## BEGIN

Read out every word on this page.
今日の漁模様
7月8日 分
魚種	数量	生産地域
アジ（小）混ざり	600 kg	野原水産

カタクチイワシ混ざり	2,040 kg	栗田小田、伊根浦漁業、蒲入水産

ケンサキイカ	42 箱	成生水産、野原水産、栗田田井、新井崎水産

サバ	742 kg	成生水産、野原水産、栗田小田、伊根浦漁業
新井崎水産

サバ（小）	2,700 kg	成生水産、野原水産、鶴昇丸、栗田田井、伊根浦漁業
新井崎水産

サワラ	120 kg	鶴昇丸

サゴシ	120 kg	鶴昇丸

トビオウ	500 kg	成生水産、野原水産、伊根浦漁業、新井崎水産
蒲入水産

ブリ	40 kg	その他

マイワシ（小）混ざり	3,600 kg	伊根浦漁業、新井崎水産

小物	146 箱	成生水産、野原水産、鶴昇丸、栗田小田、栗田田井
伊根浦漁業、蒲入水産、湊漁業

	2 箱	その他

## END
## BEGIN

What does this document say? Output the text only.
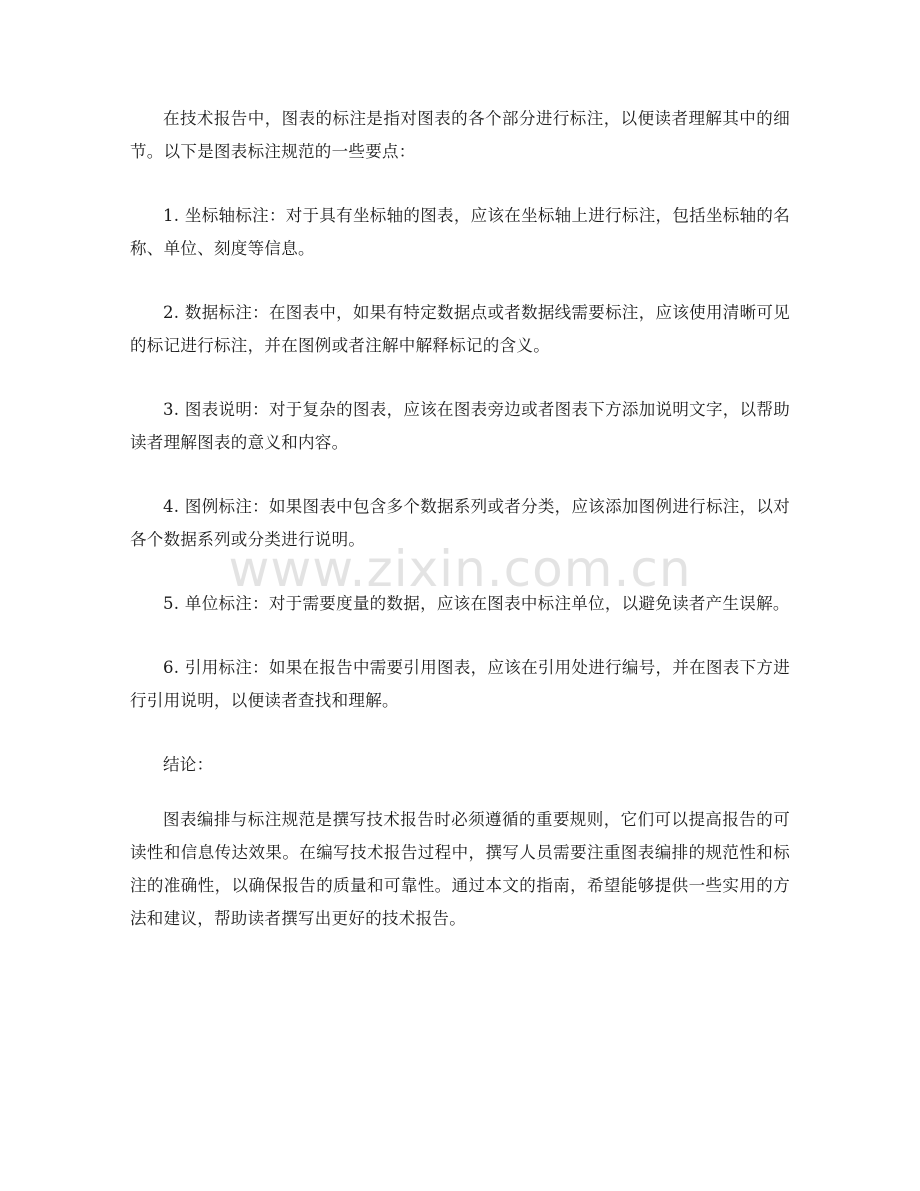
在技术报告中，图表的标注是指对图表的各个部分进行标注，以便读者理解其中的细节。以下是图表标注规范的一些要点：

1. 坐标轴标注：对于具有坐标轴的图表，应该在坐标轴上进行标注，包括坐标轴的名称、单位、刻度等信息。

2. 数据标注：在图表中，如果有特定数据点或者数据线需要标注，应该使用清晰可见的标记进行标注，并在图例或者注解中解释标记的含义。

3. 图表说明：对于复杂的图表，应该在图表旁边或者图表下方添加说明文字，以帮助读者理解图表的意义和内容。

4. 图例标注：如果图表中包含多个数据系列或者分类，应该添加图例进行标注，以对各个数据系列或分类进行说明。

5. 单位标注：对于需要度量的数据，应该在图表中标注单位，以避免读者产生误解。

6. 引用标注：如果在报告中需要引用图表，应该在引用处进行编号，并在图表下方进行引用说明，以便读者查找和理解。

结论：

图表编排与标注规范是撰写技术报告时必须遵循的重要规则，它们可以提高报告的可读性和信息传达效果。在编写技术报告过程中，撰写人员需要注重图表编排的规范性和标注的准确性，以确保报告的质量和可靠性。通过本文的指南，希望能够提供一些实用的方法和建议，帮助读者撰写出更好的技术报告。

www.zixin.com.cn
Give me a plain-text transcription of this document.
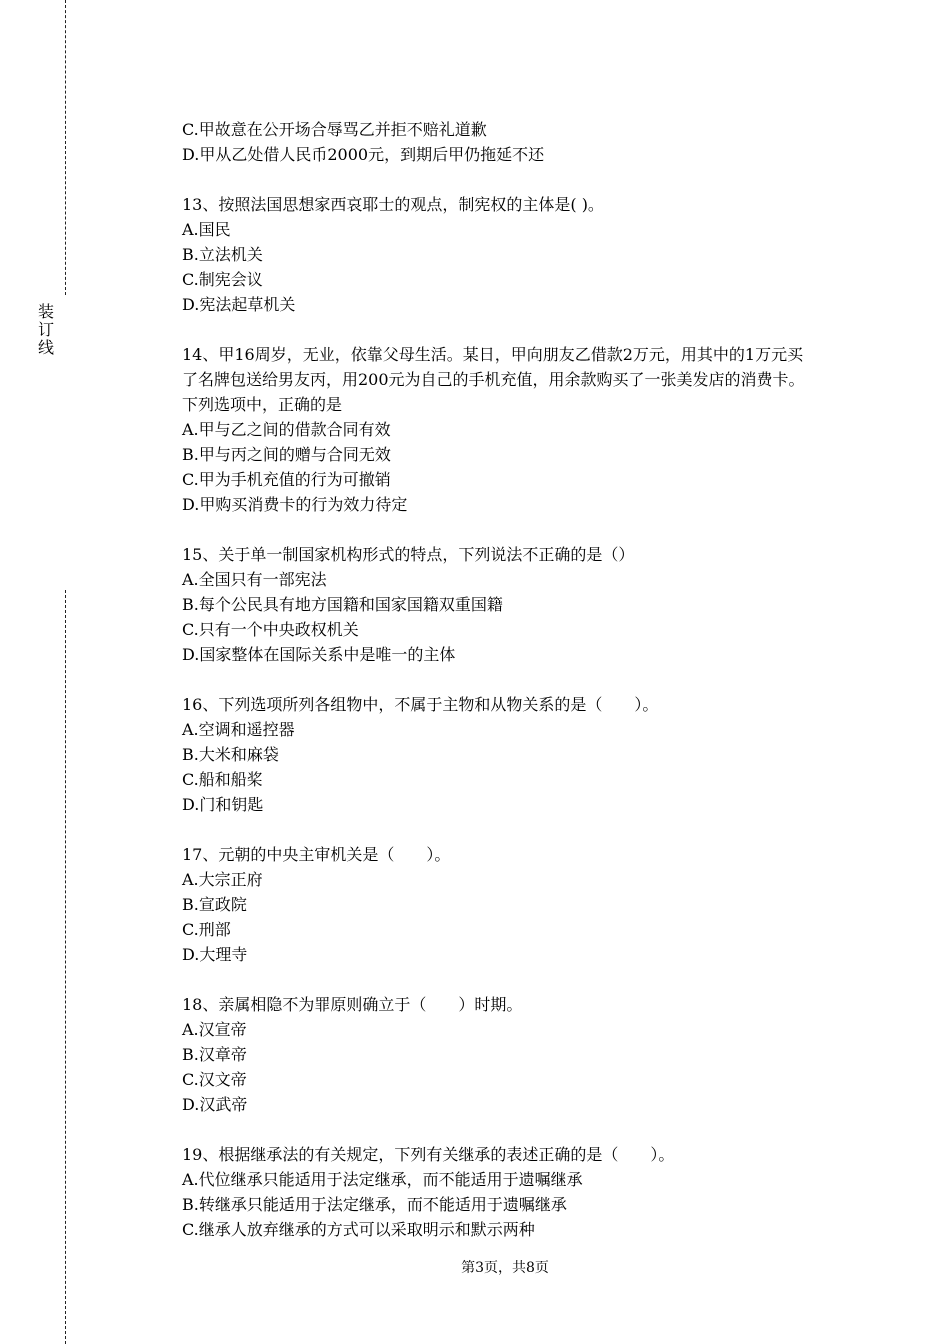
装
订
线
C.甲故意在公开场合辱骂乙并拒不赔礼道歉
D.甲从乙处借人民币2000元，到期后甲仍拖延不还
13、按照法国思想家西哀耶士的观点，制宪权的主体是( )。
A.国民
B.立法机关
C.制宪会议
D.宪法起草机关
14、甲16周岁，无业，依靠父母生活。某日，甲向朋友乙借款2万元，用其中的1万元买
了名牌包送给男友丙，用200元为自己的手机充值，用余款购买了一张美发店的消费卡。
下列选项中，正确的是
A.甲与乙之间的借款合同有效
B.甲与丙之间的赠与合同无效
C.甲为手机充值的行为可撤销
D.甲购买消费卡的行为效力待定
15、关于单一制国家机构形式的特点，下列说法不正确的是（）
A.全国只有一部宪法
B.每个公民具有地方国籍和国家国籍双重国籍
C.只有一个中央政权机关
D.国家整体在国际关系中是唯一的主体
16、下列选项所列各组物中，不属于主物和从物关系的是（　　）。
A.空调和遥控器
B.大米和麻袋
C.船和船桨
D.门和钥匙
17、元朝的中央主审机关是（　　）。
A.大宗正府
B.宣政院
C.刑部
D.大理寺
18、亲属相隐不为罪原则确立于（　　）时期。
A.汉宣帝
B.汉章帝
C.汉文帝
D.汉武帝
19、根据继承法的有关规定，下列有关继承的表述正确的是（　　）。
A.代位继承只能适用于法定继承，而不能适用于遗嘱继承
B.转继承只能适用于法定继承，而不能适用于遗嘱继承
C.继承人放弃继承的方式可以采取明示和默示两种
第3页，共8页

## END

§ What you should do: Gather each line of the listing containing the word "新井崎水産" and show it.

§ Final answer:
ケンサキイカ	42 箱	成生水産、野原水産、栗田田井、新井崎水産
新井崎水産
新井崎水産
トビオウ	500 kg	成生水産、野原水産、伊根浦漁業、新井崎水産
マイワシ（小）混ざり	3,600 kg	伊根浦漁業、新井崎水産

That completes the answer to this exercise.